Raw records
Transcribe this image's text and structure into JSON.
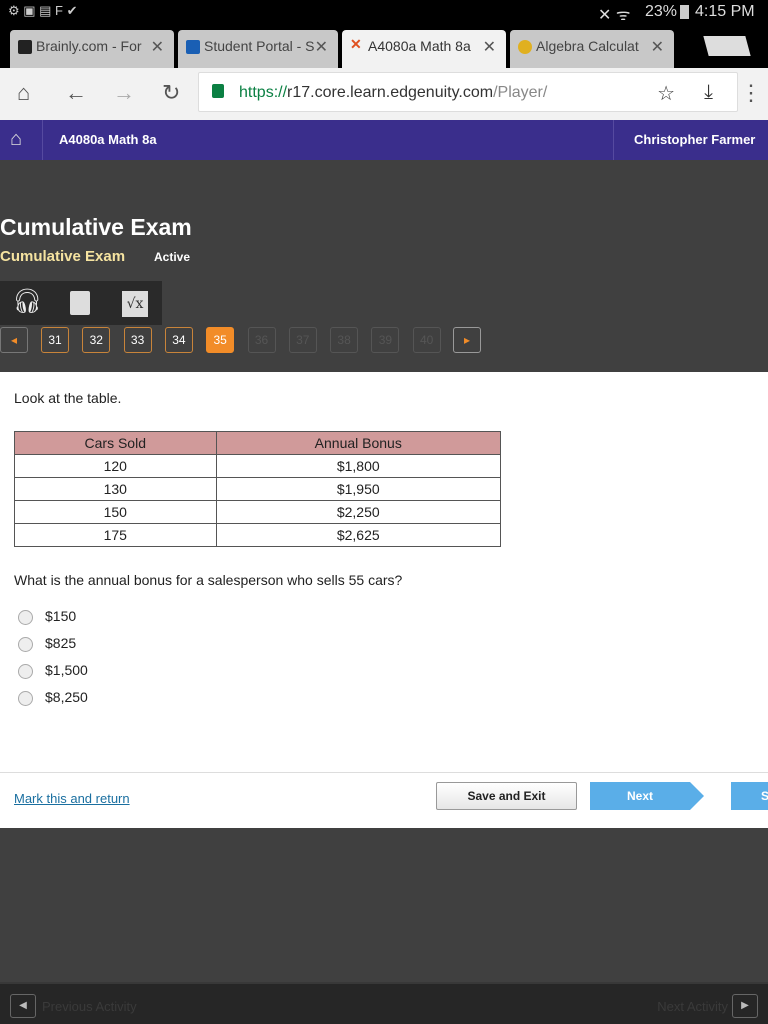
{
  "status_bar": {
    "battery": "23%",
    "time": "4:15 PM"
  },
  "tabs": [
    {
      "label": "Brainly.com - For",
      "active": false
    },
    {
      "label": "Student Portal - S",
      "active": false
    },
    {
      "label": "A4080a Math 8a",
      "active": true
    },
    {
      "label": "Algebra Calculat",
      "active": false
    }
  ],
  "url": {
    "scheme": "https://",
    "host": "r17.core.learn.edgenuity.com",
    "path": "/Player/"
  },
  "header": {
    "course": "A4080a Math 8a",
    "user": "Christopher Farmer"
  },
  "exam": {
    "title": "Cumulative Exam",
    "subtitle": "Cumulative Exam",
    "status": "Active"
  },
  "tools": [
    "headphones-icon",
    "calculator-icon",
    "formula-icon"
  ],
  "questions": [
    {
      "n": "31",
      "state": "done"
    },
    {
      "n": "32",
      "state": "done"
    },
    {
      "n": "33",
      "state": "done"
    },
    {
      "n": "34",
      "state": "done"
    },
    {
      "n": "35",
      "state": "current"
    },
    {
      "n": "36",
      "state": "disabled"
    },
    {
      "n": "37",
      "state": "disabled"
    },
    {
      "n": "38",
      "state": "disabled"
    },
    {
      "n": "39",
      "state": "disabled"
    },
    {
      "n": "40",
      "state": "disabled"
    }
  ],
  "question": {
    "intro": "Look at the table.",
    "table": {
      "headers": [
        "Cars Sold",
        "Annual Bonus"
      ],
      "rows": [
        [
          "120",
          "$1,800"
        ],
        [
          "130",
          "$1,950"
        ],
        [
          "150",
          "$2,250"
        ],
        [
          "175",
          "$2,625"
        ]
      ]
    },
    "prompt": "What is the annual bonus for a salesperson who sells 55 cars?",
    "options": [
      "$150",
      "$825",
      "$1,500",
      "$8,250"
    ]
  },
  "actions": {
    "mark": "Mark this and return",
    "save": "Save and Exit",
    "next": "Next",
    "submit": "S"
  },
  "footer": {
    "prev": "Previous Activity",
    "next": "Next Activity"
  },
  "colors": {
    "header": "#3a2e8c",
    "accent": "#f28c28",
    "next_button": "#5aaee8"
  }
}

> [Exercise objective]: Return each line among the entries that holds the word "Math".

> [Output of the task]:
      "label": "A4080a Math 8a",
    "course": "A4080a Math 8a",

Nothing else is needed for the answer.